Problem statement — Print out each record below, unaltered and complete, without its images.

(Items from a data source)

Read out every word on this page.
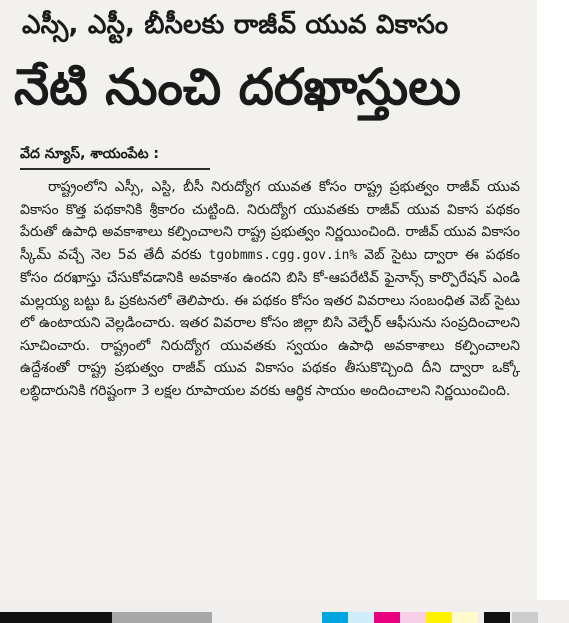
ఎస్సీ, ఎస్టీ, బీసీలకు రాజీవ్ యువ వికాసం
నేటి నుంచి దరఖాస్తులు
వేద న్యూస్, శాయంపేట :

రాష్ట్రంలోని ఎస్సీ, ఎస్టి, బీసీ నిరుద్యోగ యువత కోసం రాష్ట్ర ప్రభుత్వం రాజీవ్ యువ వికాసం కొత్త పథకానికి శ్రీకారం చుట్టింది. నిరుద్యోగ యువతకు రాజీవ్ యువ వికాస పథకం పేరుతో ఉపాధి అవకాశాలు కల్పించాలని రాష్ట్ర ప్రభుత్వం నిర్ణయించింది. రాజీవ్ యువ వికాసం స్కీమ్ వచ్చే నెల 5వ తేదీ వరకు tgobmms.cgg.gov.in% వెబ్ సైటు ద్వారా ఈ పథకం కోసం దరఖాస్తు చేసుకోవడానికి అవకాశం ఉందని బిసి కో-ఆపరేటివ్ ఫైనాన్స్ కార్పొరేషన్ ఎండి మల్లయ్య బట్టు ఓ ప్రకటనలో తెలిపారు. ఈ పథకం కోసం ఇతర వివరాలు సంబంధిత వెబ్ సైటు లో ఉంటాయని వెల్లడించారు. ఇతర వివరాల కోసం జిల్లా బిసి వెల్ఫేర్ ఆఫీసును సంప్రదించాలని సూచించారు. రాష్ట్రంలో నిరుద్యోగ యువతకు స్వయం ఉపాధి అవకాశాలు కల్పించాలని ఉద్దేశంతో రాష్ట్ర ప్రభుత్వం రాజీవ్ యువ వికాసం పథకం తీసుకొచ్చింది దీని ద్వారా ఒక్కో లబ్ధిదారునికి గరిష్టంగా 3 లక్షల రూపాయల వరకు ఆర్థిక సాయం అందించాలని నిర్ణయించింది.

Written solution —
Read out every word on this page.
ఎస్సీ, ఎస్టీ, బీసీలకు రాజీవ్ యువ వికాసం
నేటి నుంచి దరఖాస్తులు
వేద న్యూస్, శాయంపేట :

రాష్ట్రంలోని ఎస్సీ, ఎస్టి, బీసీ నిరుద్యోగ యువత కోసం రాష్ట్ర ప్రభుత్వం రాజీవ్ యువ వికాసం కొత్త పథకానికి శ్రీకారం చుట్టింది. నిరుద్యోగ యువతకు రాజీవ్ యువ వికాస పథకం పేరుతో ఉపాధి అవకాశాలు కల్పించాలని రాష్ట్ర ప్రభుత్వం నిర్ణయించింది. రాజీవ్ యువ వికాసం స్కీమ్ వచ్చే నెల 5వ తేదీ వరకు tgobmms.cgg.gov.in% వెబ్ సైటు ద్వారా ఈ పథకం కోసం దరఖాస్తు చేసుకోవడానికి అవకాశం ఉందని బిసి కో-ఆపరేటివ్ ఫైనాన్స్ కార్పొరేషన్ ఎండి మల్లయ్య బట్టు ఓ ప్రకటనలో తెలిపారు. ఈ పథకం కోసం ఇతర వివరాలు సంబంధిత వెబ్ సైటు లో ఉంటాయని వెల్లడించారు. ఇతర వివరాల కోసం జిల్లా బిసి వెల్ఫేర్ ఆఫీసును సంప్రదించాలని సూచించారు. రాష్ట్రంలో నిరుద్యోగ యువతకు స్వయం ఉపాధి అవకాశాలు కల్పించాలని ఉద్దేశంతో రాష్ట్ర ప్రభుత్వం రాజీవ్ యువ వికాసం పథకం తీసుకొచ్చింది దీని ద్వారా ఒక్కో లబ్ధిదారునికి గరిష్టంగా 3 లక్షల రూపాయల వరకు ఆర్థిక సాయం అందించాలని నిర్ణయించింది.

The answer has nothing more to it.